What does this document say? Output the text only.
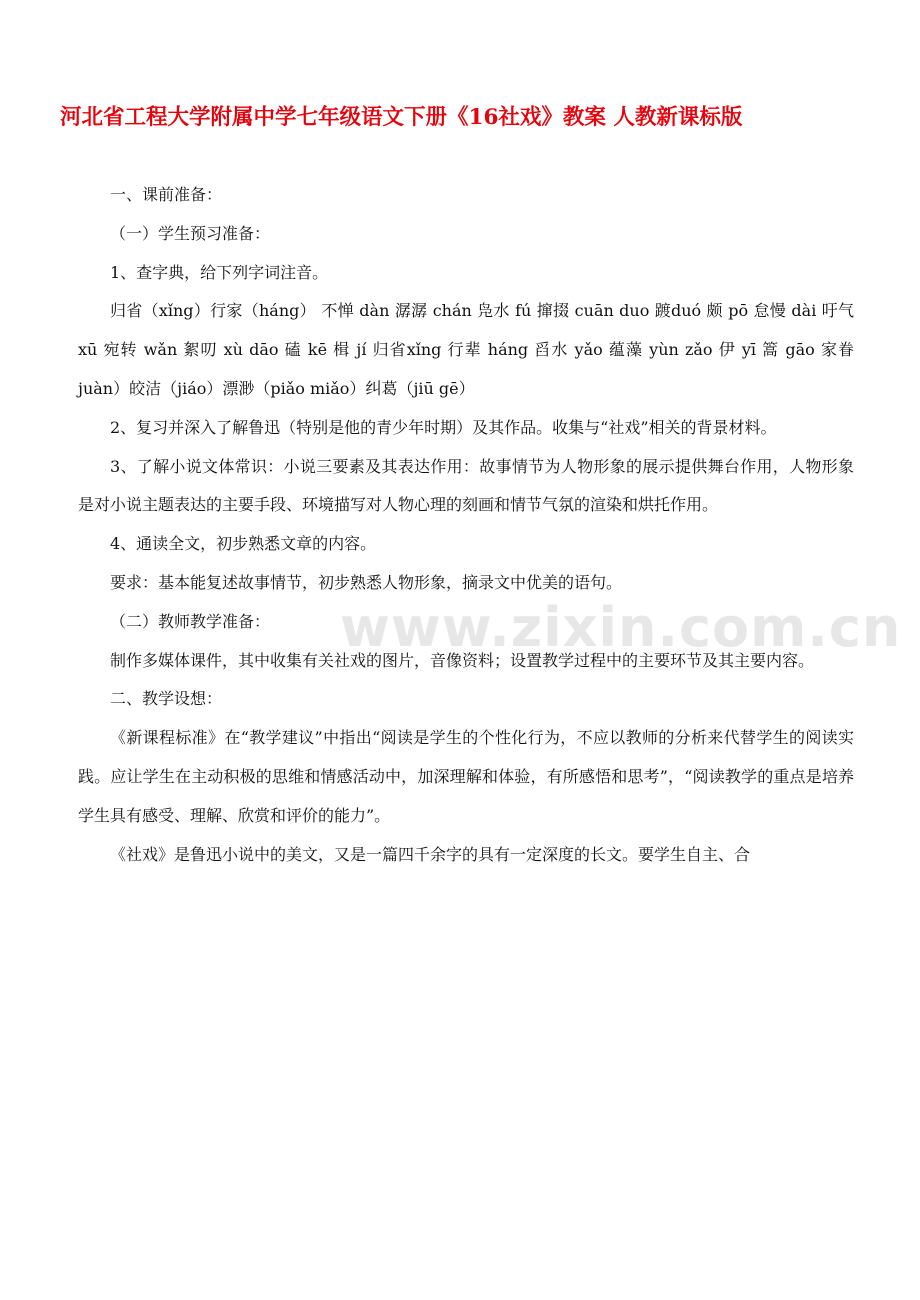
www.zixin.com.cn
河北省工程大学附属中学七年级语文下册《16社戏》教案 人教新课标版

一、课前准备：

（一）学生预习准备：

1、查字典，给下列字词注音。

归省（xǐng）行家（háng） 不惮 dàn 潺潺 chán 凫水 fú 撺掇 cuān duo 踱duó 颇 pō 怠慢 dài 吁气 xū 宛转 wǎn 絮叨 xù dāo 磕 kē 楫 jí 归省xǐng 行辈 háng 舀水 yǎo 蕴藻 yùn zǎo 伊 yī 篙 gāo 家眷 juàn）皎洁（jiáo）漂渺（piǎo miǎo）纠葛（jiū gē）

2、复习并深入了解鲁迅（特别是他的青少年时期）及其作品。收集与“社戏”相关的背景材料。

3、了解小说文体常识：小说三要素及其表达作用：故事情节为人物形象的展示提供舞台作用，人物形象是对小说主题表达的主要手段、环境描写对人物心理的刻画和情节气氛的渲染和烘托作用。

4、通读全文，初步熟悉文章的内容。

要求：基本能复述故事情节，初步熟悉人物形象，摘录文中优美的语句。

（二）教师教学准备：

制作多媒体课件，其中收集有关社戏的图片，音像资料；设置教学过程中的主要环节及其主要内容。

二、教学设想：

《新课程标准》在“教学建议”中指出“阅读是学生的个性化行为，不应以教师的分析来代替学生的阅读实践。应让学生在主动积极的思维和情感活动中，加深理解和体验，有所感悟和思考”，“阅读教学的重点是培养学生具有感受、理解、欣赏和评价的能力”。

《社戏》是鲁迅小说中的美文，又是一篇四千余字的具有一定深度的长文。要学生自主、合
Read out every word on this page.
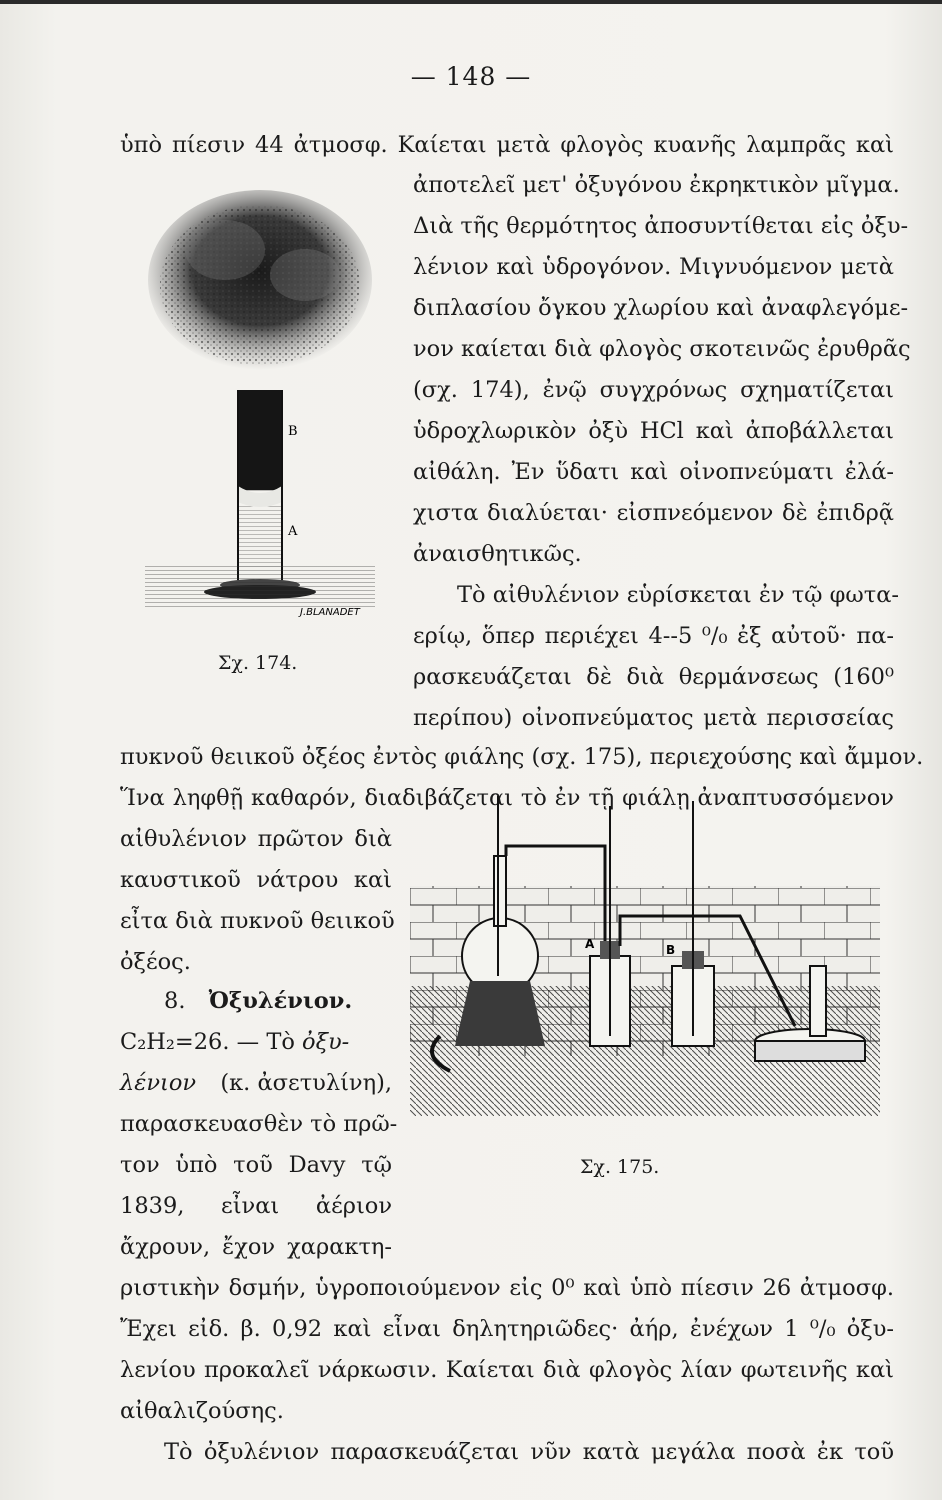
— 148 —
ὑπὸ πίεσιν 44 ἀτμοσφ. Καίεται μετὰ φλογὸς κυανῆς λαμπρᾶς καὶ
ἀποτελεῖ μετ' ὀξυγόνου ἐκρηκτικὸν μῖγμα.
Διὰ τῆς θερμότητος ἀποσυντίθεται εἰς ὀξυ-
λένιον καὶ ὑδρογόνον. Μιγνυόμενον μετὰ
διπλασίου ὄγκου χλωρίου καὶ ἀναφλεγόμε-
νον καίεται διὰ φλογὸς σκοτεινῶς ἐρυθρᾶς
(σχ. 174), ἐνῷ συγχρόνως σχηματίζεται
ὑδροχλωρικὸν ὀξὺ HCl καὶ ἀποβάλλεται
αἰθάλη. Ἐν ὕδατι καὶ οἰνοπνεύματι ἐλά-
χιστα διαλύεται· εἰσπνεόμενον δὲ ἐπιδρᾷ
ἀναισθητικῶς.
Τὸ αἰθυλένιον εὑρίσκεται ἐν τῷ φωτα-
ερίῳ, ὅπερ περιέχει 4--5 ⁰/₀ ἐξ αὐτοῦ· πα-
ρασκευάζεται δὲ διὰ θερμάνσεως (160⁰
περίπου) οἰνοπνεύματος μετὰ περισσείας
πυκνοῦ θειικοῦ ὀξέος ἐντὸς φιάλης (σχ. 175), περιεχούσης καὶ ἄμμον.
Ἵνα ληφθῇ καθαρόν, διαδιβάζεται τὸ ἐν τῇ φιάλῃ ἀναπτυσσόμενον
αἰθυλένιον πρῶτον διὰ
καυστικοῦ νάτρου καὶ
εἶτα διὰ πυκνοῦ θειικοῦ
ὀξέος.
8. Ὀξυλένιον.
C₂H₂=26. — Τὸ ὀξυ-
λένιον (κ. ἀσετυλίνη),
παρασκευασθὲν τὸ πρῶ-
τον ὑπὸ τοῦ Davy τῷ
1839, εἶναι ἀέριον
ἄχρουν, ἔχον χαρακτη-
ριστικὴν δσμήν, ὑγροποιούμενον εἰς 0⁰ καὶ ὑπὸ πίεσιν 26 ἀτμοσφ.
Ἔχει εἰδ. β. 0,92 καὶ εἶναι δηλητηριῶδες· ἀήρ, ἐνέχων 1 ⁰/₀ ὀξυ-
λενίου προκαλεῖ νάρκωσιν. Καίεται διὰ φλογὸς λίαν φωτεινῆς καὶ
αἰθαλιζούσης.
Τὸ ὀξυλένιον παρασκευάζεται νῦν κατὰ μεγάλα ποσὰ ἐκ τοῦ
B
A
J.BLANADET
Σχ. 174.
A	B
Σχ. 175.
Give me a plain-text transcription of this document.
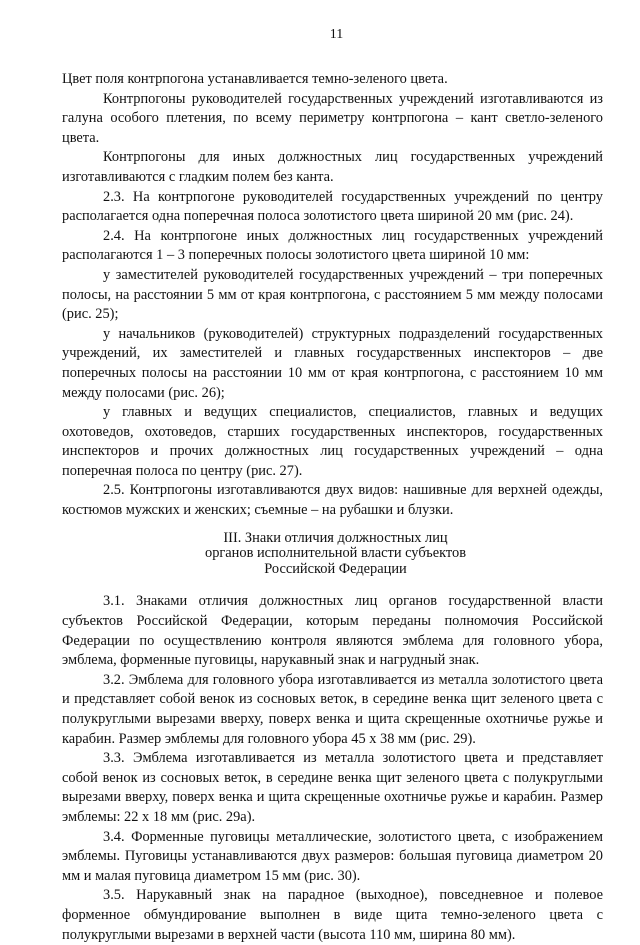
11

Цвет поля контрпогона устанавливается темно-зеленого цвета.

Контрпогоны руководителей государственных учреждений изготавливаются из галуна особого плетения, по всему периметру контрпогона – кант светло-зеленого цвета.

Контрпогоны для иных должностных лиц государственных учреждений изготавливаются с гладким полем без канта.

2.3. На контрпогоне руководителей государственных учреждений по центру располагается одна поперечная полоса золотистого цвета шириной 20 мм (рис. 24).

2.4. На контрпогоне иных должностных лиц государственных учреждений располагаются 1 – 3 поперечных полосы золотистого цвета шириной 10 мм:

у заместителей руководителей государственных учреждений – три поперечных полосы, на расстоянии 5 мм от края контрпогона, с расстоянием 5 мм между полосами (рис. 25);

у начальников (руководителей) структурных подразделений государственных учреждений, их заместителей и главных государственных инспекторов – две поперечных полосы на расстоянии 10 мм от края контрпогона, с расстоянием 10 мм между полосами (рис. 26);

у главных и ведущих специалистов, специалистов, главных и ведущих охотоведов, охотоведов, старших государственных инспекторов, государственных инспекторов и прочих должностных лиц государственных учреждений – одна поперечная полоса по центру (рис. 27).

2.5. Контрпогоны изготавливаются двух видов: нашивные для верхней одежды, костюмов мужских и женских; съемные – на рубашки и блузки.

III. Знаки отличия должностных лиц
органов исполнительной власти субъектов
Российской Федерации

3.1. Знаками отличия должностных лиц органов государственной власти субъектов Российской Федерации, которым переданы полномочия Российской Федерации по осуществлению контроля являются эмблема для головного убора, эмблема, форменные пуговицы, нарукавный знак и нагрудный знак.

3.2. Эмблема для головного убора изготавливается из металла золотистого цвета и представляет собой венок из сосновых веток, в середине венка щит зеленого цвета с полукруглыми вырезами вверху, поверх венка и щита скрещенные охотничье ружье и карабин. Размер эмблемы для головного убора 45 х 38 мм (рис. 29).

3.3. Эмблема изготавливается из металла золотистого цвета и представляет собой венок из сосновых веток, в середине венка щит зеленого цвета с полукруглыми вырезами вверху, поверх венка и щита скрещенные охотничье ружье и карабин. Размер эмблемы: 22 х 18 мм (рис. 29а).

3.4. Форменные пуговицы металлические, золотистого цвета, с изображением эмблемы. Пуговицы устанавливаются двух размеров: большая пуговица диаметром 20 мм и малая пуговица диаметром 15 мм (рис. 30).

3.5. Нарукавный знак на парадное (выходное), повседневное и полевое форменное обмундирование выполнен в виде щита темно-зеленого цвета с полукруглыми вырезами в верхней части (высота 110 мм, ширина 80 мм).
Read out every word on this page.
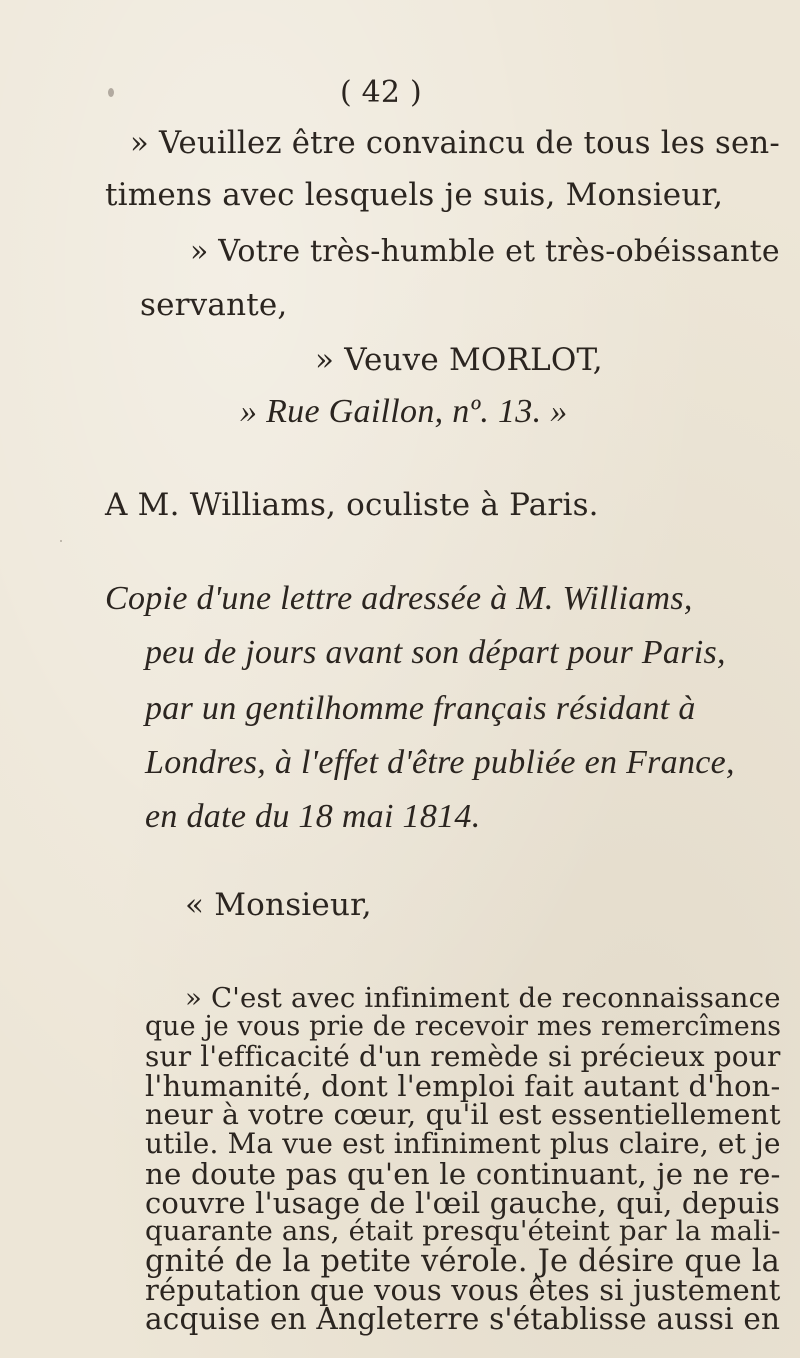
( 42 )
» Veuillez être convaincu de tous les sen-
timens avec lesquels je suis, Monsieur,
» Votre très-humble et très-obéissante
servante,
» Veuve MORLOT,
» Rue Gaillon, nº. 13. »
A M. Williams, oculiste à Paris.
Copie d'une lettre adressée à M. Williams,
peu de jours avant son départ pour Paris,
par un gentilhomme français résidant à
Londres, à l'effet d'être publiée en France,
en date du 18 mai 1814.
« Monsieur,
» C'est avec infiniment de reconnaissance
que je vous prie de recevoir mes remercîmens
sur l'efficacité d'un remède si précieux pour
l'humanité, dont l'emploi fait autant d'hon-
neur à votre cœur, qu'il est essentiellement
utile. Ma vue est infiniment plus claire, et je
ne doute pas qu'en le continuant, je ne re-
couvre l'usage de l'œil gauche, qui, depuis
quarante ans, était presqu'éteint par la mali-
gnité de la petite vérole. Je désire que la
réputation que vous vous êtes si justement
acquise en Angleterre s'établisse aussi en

━━━━

◆ AIM ◆
Scan the material for lines with the word "расстоянии", and copy each line you find.

◆ ANSWER ◆
у заместителей руководителей государственных учреждений – три поперечных полосы, на расстоянии 5 мм от края контрпогона, с расстоянием 5 мм между полосами (рис. 25);
у начальников (руководителей) структурных подразделений государственных учреждений, их заместителей и главных государственных инспекторов – две поперечных полосы на расстоянии 10 мм от края контрпогона, с расстоянием 10 мм между полосами (рис. 26);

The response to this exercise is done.